═══ Recorded data
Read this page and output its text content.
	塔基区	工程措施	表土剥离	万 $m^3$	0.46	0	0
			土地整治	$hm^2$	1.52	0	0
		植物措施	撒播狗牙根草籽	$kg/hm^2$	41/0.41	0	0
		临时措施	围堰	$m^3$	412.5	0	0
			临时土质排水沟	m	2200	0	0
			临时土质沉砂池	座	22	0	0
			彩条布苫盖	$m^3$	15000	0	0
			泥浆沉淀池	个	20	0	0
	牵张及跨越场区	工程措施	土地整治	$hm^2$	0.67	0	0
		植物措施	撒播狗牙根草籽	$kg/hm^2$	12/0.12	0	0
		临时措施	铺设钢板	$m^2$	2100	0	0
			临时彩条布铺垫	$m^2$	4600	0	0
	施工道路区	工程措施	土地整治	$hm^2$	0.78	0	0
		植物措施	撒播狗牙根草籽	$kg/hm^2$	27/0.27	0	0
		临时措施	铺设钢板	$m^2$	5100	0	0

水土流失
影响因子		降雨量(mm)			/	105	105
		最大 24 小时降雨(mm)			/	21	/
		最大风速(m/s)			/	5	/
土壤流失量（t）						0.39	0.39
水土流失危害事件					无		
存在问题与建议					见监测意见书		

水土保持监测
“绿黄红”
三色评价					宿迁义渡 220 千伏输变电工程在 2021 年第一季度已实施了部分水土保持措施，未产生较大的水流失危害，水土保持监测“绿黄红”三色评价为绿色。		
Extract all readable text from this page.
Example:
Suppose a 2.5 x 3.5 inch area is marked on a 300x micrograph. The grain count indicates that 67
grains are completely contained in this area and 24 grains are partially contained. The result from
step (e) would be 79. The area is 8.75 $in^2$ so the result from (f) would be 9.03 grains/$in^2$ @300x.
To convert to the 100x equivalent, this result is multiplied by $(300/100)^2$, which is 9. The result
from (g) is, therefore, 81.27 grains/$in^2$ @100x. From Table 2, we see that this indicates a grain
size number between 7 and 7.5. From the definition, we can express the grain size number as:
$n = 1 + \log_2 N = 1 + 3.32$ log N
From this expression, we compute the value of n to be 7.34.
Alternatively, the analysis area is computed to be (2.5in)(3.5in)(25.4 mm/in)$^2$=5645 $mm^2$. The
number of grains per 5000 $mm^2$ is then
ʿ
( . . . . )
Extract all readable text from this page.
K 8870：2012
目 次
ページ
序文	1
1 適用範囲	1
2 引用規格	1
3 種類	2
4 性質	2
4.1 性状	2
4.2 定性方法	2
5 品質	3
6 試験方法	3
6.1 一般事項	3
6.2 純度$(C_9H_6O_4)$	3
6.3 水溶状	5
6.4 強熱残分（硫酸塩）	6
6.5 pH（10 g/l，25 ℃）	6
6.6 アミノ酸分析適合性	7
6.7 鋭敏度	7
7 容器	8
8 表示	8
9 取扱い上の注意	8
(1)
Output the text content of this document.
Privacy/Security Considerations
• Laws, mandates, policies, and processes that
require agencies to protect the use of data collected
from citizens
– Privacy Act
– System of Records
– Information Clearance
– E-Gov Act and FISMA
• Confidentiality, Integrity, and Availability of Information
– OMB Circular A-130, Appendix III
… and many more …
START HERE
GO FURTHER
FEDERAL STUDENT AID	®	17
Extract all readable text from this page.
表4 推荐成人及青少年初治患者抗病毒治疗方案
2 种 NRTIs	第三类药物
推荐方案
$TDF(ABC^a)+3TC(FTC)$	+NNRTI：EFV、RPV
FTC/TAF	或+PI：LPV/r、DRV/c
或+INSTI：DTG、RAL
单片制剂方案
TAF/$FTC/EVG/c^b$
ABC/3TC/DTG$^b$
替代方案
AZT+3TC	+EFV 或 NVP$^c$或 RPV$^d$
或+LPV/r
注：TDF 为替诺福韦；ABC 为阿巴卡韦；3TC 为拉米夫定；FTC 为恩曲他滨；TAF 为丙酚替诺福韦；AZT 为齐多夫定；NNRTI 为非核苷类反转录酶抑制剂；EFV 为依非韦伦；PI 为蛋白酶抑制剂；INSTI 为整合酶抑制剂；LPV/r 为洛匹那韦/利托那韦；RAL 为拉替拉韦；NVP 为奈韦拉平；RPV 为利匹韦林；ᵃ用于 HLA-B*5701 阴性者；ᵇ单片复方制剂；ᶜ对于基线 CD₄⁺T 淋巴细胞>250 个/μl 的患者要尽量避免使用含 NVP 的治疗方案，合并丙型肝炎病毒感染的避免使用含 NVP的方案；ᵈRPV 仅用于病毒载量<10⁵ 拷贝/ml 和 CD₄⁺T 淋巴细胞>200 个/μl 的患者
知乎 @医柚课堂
══════
| Task statement |
Transcribe each record exactly. Leave nothing out.

| Solution below |
Read this page and output its text content.
	塔基区	工程措施	表土剥离	万 $m^3$	0.46	0	0
			土地整治	$hm^2$	1.52	0	0
		植物措施	撒播狗牙根草籽	$kg/hm^2$	41/0.41	0	0
		临时措施	围堰	$m^3$	412.5	0	0
			临时土质排水沟	m	2200	0	0
			临时土质沉砂池	座	22	0	0
			彩条布苫盖	$m^3$	15000	0	0
			泥浆沉淀池	个	20	0	0
	牵张及跨越场区	工程措施	土地整治	$hm^2$	0.67	0	0
		植物措施	撒播狗牙根草籽	$kg/hm^2$	12/0.12	0	0
		临时措施	铺设钢板	$m^2$	2100	0	0
			临时彩条布铺垫	$m^2$	4600	0	0
	施工道路区	工程措施	土地整治	$hm^2$	0.78	0	0
		植物措施	撒播狗牙根草籽	$kg/hm^2$	27/0.27	0	0
		临时措施	铺设钢板	$m^2$	5100	0	0

水土流失
影响因子		降雨量(mm)			/	105	105
		最大 24 小时降雨(mm)			/	21	/
		最大风速(m/s)			/	5	/
土壤流失量（t）						0.39	0.39
水土流失危害事件					无		
存在问题与建议					见监测意见书		

水土保持监测
“绿黄红”
三色评价					宿迁义渡 220 千伏输变电工程在 2021 年第一季度已实施了部分水土保持措施，未产生较大的水流失危害，水土保持监测“绿黄红”三色评价为绿色。		
Extract all readable text from this page.
Example:
Suppose a 2.5 x 3.5 inch area is marked on a 300x micrograph. The grain count indicates that 67
grains are completely contained in this area and 24 grains are partially contained. The result from
step (e) would be 79. The area is 8.75 $in^2$ so the result from (f) would be 9.03 grains/$in^2$ @300x.
To convert to the 100x equivalent, this result is multiplied by $(300/100)^2$, which is 9. The result
from (g) is, therefore, 81.27 grains/$in^2$ @100x. From Table 2, we see that this indicates a grain
size number between 7 and 7.5. From the definition, we can express the grain size number as:
$n = 1 + \log_2 N = 1 + 3.32$ log N
From this expression, we compute the value of n to be 7.34.
Alternatively, the analysis area is computed to be (2.5in)(3.5in)(25.4 mm/in)$^2$=5645 $mm^2$. The
number of grains per 5000 $mm^2$ is then
ʿ
( . . . . )
Extract all readable text from this page.
K 8870：2012
目 次
ページ
序文	1
1 適用範囲	1
2 引用規格	1
3 種類	2
4 性質	2
4.1 性状	2
4.2 定性方法	2
5 品質	3
6 試験方法	3
6.1 一般事項	3
6.2 純度$(C_9H_6O_4)$	3
6.3 水溶状	5
6.4 強熱残分（硫酸塩）	6
6.5 pH（10 g/l，25 ℃）	6
6.6 アミノ酸分析適合性	7
6.7 鋭敏度	7
7 容器	8
8 表示	8
9 取扱い上の注意	8
(1)
Output the text content of this document.
Privacy/Security Considerations
• Laws, mandates, policies, and processes that
require agencies to protect the use of data collected
from citizens
– Privacy Act
– System of Records
– Information Clearance
– E-Gov Act and FISMA
• Confidentiality, Integrity, and Availability of Information
– OMB Circular A-130, Appendix III
… and many more …
START HERE
GO FURTHER
FEDERAL STUDENT AID	®	17
Extract all readable text from this page.
表4 推荐成人及青少年初治患者抗病毒治疗方案
2 种 NRTIs	第三类药物
推荐方案
$TDF(ABC^a)+3TC(FTC)$	+NNRTI：EFV、RPV
FTC/TAF	或+PI：LPV/r、DRV/c
或+INSTI：DTG、RAL
单片制剂方案
TAF/$FTC/EVG/c^b$
ABC/3TC/DTG$^b$
替代方案
AZT+3TC	+EFV 或 NVP$^c$或 RPV$^d$
或+LPV/r
注：TDF 为替诺福韦；ABC 为阿巴卡韦；3TC 为拉米夫定；FTC 为恩曲他滨；TAF 为丙酚替诺福韦；AZT 为齐多夫定；NNRTI 为非核苷类反转录酶抑制剂；EFV 为依非韦伦；PI 为蛋白酶抑制剂；INSTI 为整合酶抑制剂；LPV/r 为洛匹那韦/利托那韦；RAL 为拉替拉韦；NVP 为奈韦拉平；RPV 为利匹韦林；ᵃ用于 HLA-B*5701 阴性者；ᵇ单片复方制剂；ᶜ对于基线 CD₄⁺T 淋巴细胞>250 个/μl 的患者要尽量避免使用含 NVP 的治疗方案，合并丙型肝炎病毒感染的避免使用含 NVP的方案；ᵈRPV 仅用于病毒载量<10⁵ 拷贝/ml 和 CD₄⁺T 淋巴细胞>200 个/μl 的患者
知乎 @医柚课堂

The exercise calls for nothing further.